__Record extracts__
↓

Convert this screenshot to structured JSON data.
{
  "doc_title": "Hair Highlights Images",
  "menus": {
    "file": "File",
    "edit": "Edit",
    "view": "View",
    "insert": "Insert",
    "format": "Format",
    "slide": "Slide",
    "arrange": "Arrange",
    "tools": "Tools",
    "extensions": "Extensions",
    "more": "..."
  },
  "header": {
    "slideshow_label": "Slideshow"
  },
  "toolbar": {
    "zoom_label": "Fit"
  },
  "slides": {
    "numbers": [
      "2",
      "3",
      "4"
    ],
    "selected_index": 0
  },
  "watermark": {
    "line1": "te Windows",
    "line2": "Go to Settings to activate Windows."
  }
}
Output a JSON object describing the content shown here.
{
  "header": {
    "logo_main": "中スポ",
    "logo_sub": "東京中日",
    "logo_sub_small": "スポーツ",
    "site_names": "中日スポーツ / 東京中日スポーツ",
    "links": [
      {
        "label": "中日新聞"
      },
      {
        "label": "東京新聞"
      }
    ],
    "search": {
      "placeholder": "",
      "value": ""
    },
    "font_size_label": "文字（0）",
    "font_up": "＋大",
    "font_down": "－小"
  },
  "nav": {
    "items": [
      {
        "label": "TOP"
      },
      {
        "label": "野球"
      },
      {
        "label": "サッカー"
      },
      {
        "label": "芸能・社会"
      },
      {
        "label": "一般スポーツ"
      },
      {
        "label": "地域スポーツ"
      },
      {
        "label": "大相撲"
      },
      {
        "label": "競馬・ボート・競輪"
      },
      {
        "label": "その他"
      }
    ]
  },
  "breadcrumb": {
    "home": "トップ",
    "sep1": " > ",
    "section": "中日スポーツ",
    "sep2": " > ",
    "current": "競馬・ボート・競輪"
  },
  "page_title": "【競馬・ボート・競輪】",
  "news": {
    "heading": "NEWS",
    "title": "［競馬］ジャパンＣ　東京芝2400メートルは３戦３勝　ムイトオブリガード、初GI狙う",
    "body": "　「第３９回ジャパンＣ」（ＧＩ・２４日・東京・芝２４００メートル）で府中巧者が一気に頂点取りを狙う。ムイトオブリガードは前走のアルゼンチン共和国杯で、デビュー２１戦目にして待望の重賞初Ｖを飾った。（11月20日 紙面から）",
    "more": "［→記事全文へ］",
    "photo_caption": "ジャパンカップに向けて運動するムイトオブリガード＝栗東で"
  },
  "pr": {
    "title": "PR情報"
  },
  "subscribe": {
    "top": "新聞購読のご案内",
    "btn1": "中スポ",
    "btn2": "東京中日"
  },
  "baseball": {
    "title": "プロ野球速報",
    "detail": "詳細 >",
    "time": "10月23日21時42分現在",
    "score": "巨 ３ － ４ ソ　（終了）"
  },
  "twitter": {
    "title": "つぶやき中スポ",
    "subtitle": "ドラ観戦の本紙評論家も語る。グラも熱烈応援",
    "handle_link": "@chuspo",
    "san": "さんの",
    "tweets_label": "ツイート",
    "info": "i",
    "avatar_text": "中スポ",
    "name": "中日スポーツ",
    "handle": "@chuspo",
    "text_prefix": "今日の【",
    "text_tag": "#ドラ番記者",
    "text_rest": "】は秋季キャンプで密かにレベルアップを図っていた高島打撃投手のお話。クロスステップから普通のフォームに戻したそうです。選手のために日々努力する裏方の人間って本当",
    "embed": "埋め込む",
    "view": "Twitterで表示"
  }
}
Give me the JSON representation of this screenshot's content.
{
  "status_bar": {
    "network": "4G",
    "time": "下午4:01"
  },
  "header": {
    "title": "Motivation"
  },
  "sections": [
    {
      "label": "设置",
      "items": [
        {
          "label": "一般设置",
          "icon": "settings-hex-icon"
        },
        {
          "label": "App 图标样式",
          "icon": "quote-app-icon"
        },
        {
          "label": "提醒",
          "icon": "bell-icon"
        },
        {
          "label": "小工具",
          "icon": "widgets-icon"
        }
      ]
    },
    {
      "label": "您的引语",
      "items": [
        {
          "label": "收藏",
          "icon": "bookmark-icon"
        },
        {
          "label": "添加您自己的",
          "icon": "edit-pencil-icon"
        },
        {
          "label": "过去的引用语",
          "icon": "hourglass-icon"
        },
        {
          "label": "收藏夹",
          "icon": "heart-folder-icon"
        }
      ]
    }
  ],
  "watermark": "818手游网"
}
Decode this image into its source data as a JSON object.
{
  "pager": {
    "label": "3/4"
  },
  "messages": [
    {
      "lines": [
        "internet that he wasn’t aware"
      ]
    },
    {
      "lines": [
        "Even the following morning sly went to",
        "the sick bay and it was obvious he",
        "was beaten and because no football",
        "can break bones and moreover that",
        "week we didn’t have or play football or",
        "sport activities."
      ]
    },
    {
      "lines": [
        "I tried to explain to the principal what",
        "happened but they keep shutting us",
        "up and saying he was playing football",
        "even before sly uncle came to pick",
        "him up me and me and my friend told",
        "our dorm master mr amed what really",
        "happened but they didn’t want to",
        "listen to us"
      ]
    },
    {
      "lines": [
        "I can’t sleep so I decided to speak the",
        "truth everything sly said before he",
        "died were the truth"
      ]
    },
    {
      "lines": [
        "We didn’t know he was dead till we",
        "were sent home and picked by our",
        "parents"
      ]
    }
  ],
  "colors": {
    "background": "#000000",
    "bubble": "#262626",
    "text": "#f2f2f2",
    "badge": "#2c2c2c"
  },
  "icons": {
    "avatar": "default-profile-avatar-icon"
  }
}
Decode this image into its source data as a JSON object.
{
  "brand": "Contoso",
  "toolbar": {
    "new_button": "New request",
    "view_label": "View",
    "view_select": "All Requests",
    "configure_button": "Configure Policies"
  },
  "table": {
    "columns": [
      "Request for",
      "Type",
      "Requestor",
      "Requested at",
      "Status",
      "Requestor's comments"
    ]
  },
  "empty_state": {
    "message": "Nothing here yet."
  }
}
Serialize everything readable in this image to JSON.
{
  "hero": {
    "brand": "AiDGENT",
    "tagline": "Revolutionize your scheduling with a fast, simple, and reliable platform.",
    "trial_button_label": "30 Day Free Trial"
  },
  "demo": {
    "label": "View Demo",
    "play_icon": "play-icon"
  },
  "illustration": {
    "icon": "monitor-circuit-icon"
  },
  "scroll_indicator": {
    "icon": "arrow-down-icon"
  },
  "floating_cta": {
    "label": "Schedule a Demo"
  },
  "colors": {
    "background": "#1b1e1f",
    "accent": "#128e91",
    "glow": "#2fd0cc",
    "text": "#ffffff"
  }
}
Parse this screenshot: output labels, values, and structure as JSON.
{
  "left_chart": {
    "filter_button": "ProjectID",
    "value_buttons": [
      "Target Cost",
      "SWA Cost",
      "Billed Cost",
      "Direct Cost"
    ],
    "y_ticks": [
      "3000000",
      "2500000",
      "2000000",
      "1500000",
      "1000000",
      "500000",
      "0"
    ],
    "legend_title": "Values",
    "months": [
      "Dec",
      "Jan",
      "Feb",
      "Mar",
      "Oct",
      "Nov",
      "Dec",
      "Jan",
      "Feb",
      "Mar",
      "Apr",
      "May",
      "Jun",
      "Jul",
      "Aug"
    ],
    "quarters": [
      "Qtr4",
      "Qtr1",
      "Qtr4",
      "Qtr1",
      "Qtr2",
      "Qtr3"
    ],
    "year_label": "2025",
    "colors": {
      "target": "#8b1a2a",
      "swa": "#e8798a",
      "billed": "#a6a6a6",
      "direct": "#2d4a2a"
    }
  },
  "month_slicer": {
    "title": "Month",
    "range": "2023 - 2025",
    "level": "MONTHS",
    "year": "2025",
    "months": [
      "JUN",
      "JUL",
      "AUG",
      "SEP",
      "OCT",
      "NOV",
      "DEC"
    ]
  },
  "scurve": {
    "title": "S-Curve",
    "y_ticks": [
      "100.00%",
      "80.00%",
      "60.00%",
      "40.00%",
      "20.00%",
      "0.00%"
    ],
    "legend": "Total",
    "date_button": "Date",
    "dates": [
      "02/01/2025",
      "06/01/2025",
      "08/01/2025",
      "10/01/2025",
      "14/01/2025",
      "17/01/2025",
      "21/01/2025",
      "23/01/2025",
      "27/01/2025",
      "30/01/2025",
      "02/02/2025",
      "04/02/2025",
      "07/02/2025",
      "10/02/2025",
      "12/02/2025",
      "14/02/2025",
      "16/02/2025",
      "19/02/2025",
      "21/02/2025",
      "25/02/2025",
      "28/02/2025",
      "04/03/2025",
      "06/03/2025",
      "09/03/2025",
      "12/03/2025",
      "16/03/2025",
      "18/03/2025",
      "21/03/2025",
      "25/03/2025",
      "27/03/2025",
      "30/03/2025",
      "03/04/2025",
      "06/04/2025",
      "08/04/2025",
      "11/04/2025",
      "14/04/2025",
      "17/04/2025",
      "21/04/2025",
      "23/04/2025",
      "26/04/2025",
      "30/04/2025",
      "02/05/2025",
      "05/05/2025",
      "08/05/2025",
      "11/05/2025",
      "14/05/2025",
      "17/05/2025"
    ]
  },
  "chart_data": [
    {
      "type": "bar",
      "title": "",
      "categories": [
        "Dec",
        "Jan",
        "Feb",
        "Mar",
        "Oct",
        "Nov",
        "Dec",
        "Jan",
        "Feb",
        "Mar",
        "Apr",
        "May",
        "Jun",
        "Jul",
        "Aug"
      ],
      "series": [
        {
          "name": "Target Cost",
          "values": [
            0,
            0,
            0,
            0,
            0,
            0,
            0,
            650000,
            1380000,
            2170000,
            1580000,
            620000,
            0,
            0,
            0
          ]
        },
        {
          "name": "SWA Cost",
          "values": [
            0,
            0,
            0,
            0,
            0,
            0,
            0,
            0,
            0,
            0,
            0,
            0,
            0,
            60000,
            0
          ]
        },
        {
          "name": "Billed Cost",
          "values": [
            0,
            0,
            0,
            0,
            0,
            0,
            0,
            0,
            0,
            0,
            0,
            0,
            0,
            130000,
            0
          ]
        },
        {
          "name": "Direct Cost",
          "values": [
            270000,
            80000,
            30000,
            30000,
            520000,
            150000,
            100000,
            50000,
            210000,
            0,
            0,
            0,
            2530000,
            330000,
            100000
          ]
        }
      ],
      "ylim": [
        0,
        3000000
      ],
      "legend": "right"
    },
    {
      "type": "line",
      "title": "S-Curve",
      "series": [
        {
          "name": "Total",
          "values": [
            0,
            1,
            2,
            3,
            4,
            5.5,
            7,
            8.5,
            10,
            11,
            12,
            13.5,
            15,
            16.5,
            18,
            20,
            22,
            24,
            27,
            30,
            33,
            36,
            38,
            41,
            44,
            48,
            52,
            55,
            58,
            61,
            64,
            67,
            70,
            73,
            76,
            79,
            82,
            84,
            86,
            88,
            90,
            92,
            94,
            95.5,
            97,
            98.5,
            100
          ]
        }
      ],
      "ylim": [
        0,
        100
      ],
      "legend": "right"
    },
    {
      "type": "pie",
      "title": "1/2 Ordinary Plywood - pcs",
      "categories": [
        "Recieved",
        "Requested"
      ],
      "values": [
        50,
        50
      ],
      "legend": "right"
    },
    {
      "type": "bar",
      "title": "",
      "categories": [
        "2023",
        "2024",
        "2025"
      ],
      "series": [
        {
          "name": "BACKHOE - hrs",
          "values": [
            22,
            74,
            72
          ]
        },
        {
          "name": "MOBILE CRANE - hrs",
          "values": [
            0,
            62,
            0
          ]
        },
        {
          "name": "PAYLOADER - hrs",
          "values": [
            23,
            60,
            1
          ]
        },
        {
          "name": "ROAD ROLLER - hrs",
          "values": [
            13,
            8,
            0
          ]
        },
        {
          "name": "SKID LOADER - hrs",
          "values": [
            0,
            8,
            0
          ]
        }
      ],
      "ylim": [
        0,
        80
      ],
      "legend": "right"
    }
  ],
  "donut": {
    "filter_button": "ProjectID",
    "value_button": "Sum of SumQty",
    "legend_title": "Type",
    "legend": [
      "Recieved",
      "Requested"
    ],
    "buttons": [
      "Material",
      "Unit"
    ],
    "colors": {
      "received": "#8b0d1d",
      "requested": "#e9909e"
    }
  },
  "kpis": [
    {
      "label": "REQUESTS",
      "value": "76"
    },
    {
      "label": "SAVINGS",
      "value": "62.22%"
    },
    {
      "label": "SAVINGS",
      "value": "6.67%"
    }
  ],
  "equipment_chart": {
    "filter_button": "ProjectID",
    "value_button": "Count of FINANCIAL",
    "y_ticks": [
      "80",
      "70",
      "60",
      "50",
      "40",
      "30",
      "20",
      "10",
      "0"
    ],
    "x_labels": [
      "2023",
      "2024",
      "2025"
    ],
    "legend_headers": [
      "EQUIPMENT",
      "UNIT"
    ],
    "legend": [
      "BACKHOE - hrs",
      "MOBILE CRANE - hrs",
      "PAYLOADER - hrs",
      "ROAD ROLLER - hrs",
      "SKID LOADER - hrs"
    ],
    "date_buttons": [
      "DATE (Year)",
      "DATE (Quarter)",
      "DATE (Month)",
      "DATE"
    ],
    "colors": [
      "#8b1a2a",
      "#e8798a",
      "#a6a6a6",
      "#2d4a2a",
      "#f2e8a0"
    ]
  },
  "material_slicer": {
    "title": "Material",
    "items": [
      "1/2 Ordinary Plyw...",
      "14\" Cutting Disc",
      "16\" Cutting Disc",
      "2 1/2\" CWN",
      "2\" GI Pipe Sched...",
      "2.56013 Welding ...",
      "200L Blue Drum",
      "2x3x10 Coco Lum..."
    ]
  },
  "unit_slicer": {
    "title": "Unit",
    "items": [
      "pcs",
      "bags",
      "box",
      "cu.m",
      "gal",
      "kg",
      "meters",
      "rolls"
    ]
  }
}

↑

__The task__
Pick out the lines that contain "didn" and copy them.

__Complete answer__
        "week we didn’t have or play football or",
        "happened but they didn’t want to",
        "We didn’t know he was dead till we",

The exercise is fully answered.